Exercise requirements: Extract every line below that contains the word "Support".

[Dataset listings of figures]
────────────────
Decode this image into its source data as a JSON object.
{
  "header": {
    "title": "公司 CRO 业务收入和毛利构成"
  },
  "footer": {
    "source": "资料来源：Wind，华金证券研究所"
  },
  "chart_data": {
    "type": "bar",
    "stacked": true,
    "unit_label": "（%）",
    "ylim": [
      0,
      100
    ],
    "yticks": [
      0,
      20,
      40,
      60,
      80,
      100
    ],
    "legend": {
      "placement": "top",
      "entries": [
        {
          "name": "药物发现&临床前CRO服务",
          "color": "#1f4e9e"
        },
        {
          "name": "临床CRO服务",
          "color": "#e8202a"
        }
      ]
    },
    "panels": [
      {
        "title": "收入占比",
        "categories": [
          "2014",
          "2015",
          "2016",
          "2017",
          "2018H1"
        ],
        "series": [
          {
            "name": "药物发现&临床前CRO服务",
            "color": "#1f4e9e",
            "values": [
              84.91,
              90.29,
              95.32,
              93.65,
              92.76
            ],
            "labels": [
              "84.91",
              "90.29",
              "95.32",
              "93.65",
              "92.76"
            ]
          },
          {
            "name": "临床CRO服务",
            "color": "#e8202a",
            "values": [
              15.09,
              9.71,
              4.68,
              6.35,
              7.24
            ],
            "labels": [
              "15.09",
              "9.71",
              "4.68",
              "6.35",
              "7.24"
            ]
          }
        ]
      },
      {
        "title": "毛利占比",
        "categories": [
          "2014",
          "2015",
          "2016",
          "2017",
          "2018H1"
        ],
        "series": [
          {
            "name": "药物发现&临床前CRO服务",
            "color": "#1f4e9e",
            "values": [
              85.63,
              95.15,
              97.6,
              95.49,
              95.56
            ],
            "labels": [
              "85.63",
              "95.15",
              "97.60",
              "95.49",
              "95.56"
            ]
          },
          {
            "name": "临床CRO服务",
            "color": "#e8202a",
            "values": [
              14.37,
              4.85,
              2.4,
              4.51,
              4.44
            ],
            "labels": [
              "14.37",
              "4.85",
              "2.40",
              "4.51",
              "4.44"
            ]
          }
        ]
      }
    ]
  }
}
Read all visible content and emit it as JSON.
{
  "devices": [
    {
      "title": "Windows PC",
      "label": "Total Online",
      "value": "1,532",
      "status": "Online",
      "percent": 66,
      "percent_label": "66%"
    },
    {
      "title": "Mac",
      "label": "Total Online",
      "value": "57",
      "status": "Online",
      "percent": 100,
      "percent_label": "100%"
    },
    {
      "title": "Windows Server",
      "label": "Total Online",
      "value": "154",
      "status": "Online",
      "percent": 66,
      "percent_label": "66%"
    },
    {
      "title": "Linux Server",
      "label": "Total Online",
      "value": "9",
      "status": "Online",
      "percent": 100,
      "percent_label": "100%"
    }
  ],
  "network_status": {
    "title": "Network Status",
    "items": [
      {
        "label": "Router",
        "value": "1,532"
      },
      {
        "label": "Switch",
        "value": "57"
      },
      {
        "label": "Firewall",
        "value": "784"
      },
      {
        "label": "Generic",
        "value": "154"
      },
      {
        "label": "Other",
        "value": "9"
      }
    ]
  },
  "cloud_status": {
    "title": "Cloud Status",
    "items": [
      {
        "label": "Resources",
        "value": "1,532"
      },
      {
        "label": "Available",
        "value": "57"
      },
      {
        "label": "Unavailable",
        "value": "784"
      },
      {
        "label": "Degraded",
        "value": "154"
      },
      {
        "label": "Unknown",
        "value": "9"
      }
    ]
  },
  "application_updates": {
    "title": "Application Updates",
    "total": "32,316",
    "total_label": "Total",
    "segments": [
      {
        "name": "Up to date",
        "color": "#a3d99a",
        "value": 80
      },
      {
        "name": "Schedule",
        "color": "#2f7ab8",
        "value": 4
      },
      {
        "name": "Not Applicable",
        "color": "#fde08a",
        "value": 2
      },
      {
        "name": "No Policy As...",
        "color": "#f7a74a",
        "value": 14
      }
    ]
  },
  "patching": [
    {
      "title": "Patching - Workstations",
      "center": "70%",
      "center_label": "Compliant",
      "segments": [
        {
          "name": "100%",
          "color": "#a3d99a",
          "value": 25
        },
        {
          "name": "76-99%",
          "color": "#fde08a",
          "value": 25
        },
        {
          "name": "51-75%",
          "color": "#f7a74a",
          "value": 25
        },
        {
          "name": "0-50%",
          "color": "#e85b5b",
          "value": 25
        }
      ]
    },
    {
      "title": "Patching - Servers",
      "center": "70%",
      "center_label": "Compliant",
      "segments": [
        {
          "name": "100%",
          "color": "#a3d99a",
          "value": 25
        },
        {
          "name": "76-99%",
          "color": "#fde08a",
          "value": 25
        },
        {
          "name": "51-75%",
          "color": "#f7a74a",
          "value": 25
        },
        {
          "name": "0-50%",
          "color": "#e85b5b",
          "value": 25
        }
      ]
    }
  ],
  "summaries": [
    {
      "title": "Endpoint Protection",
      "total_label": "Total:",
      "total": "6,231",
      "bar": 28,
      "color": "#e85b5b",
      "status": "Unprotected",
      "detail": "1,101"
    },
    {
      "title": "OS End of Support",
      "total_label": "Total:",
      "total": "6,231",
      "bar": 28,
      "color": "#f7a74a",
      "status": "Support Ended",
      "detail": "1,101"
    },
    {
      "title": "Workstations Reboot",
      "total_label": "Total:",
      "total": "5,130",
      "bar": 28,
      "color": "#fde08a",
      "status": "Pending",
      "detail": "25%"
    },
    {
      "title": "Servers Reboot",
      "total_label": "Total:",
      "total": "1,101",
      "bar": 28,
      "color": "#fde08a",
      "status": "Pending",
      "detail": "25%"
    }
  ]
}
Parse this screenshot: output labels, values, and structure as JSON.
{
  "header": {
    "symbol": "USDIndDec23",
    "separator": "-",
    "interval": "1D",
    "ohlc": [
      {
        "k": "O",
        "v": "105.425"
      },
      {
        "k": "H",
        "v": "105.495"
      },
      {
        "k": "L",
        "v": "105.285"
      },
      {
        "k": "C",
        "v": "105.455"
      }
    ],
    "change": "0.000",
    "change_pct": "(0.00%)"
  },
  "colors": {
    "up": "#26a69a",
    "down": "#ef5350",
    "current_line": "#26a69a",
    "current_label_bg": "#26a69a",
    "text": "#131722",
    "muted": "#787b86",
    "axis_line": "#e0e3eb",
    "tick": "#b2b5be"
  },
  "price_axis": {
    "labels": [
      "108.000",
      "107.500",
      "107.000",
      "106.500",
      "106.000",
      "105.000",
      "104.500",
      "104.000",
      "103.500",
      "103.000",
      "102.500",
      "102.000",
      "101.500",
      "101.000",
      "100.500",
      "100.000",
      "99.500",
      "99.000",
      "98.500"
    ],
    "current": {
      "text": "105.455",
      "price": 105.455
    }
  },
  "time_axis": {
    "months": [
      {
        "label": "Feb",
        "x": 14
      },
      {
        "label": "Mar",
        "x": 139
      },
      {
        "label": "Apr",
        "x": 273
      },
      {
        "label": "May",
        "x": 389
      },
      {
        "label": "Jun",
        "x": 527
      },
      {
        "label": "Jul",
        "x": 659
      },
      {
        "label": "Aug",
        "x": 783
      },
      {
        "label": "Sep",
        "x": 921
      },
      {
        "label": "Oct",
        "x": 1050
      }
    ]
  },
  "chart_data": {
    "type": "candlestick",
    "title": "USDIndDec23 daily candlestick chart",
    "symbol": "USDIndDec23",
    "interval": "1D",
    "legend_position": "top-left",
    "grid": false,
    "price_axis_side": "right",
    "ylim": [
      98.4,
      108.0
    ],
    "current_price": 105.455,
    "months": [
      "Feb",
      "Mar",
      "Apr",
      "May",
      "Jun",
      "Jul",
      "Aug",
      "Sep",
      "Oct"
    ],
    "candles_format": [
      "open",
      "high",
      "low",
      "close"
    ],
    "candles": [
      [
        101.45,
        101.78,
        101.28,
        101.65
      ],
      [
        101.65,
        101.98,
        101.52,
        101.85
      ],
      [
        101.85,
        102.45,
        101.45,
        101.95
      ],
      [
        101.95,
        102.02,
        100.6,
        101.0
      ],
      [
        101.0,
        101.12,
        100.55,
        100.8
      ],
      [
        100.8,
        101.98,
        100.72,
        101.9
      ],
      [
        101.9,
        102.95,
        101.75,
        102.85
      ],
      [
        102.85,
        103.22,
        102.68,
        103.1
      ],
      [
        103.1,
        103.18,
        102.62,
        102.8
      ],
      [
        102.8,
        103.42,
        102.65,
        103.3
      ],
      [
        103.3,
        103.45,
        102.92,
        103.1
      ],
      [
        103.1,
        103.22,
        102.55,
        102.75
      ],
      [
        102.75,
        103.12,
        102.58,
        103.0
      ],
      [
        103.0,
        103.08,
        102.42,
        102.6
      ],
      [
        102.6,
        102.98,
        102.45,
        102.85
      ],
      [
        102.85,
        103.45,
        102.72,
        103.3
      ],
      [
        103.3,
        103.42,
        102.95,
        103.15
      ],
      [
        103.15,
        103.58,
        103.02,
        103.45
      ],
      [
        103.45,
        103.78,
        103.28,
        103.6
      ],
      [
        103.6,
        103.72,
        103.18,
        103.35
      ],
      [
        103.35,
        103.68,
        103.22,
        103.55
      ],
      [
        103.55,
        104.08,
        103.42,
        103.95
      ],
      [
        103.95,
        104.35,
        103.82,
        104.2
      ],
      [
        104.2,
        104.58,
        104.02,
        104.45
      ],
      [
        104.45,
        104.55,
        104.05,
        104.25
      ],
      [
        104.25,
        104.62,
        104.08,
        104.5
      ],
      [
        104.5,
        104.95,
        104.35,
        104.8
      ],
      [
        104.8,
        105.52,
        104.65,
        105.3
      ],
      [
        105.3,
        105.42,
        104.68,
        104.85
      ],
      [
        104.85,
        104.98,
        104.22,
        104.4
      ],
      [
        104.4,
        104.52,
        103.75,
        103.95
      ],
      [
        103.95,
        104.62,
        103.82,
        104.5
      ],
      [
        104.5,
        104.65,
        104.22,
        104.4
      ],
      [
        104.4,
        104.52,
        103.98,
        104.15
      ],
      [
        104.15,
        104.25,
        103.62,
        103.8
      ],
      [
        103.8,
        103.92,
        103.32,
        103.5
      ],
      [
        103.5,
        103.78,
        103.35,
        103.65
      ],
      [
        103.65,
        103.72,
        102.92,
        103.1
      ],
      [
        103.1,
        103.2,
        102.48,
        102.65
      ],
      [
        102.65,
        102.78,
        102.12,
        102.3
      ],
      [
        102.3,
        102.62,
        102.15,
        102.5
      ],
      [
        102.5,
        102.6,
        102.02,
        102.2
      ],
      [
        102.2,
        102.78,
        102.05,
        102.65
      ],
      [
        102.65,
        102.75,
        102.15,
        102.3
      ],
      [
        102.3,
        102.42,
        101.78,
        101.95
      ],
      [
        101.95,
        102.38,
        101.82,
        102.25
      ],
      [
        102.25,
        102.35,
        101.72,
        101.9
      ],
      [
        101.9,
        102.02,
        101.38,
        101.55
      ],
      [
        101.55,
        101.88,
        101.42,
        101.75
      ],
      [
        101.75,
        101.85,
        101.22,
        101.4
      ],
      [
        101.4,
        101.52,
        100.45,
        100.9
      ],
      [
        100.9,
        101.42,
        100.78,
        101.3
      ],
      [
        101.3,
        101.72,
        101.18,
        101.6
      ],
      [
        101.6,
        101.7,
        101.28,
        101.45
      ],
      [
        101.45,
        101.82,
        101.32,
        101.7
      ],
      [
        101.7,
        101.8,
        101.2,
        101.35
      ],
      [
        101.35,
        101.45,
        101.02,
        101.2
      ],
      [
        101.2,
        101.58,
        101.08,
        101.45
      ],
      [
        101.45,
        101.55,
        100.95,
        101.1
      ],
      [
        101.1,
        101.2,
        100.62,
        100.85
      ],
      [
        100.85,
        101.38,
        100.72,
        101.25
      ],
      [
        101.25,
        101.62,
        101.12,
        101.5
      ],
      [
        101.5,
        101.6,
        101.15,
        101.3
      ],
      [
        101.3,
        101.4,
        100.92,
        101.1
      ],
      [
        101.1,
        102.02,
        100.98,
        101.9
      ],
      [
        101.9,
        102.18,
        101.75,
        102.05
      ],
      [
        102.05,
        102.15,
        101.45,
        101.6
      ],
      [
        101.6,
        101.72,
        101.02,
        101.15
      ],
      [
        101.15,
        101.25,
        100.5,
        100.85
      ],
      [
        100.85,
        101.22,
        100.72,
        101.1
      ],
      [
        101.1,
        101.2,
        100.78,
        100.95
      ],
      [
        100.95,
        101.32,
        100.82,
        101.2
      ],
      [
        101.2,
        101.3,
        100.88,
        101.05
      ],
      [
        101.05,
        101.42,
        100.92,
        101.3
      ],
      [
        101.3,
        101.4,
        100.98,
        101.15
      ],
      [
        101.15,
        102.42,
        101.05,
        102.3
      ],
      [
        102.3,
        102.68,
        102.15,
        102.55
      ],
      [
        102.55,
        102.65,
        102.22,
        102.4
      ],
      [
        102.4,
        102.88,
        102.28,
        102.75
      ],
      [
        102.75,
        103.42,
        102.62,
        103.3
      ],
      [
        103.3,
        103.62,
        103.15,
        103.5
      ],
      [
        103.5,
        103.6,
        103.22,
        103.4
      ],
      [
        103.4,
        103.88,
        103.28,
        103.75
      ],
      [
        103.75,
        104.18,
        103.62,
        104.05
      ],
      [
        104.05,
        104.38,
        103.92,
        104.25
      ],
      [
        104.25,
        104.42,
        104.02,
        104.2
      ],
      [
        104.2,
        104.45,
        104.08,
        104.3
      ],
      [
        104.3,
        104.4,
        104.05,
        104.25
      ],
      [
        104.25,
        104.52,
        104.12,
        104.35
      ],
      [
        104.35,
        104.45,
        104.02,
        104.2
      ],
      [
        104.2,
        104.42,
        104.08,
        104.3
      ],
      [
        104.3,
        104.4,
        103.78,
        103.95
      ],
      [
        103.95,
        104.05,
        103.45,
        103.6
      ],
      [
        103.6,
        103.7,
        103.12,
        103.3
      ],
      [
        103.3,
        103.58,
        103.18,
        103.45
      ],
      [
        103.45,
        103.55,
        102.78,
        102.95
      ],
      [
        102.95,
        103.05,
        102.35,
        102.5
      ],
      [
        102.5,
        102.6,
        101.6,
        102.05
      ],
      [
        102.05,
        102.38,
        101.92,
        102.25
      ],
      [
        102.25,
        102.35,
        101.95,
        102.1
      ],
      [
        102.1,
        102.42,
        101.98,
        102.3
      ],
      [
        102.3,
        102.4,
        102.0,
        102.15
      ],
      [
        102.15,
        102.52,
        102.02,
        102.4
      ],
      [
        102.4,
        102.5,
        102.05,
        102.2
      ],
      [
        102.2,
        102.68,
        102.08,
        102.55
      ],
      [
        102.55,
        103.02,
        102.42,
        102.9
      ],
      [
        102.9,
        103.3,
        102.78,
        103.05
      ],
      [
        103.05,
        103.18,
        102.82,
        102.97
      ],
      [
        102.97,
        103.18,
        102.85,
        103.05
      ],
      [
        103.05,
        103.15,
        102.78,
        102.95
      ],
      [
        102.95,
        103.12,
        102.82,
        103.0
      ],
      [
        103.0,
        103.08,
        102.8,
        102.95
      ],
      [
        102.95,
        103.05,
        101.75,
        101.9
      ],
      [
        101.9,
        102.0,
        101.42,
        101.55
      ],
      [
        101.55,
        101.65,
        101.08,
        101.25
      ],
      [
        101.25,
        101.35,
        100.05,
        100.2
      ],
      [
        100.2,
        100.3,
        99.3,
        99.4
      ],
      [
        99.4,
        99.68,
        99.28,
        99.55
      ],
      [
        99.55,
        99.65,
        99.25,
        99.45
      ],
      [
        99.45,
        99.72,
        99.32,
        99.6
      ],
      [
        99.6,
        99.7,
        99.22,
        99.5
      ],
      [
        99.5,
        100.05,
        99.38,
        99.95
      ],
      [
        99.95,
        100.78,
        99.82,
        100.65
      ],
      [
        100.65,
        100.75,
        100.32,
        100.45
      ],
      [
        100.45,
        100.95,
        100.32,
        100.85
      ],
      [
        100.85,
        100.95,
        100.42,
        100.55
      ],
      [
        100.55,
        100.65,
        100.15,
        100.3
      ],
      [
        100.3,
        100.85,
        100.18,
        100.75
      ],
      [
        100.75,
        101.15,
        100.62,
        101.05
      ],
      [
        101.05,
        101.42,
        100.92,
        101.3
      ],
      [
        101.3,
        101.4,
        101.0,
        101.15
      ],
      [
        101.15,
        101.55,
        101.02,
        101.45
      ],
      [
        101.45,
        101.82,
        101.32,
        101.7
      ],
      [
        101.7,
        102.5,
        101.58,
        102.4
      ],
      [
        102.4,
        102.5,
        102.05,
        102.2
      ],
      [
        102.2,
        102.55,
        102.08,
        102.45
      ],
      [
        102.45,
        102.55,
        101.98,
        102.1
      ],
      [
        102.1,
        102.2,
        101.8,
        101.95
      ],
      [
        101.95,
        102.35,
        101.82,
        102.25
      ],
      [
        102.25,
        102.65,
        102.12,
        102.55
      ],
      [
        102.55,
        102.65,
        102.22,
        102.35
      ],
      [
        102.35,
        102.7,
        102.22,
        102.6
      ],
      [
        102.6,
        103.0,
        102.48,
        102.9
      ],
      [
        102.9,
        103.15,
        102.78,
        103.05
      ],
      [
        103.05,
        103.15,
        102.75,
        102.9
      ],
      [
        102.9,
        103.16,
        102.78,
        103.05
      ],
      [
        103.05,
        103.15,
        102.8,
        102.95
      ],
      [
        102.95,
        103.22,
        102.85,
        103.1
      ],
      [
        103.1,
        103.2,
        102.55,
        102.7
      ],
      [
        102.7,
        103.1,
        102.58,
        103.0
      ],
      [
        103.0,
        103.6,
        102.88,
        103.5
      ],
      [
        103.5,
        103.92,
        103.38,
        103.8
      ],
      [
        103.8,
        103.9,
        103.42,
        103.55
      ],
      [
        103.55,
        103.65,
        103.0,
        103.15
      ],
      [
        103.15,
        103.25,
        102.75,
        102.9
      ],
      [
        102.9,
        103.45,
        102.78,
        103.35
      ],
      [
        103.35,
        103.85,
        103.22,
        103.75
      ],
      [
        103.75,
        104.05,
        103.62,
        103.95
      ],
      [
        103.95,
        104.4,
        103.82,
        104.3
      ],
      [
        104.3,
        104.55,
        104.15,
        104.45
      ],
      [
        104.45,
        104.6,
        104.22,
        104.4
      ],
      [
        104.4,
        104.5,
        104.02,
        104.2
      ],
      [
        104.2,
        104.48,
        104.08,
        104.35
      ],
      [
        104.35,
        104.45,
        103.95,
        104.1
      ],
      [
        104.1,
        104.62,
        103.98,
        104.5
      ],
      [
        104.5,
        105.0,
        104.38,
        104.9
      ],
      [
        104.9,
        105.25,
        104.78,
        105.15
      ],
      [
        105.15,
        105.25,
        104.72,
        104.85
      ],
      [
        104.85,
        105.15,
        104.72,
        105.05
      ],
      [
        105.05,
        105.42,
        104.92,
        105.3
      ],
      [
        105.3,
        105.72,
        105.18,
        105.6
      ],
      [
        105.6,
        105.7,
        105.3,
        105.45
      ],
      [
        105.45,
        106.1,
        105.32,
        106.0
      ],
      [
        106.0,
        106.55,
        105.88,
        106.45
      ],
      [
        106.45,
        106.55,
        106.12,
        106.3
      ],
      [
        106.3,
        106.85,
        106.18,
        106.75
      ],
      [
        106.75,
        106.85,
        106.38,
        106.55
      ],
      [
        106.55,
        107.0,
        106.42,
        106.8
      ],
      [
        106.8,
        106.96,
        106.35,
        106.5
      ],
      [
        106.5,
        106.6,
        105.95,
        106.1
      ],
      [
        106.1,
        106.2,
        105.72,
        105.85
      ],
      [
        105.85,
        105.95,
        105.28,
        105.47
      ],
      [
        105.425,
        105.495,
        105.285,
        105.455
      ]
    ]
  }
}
────────────────
Solution below:
      "title": "OS End of Support",
      "status": "Support Ended",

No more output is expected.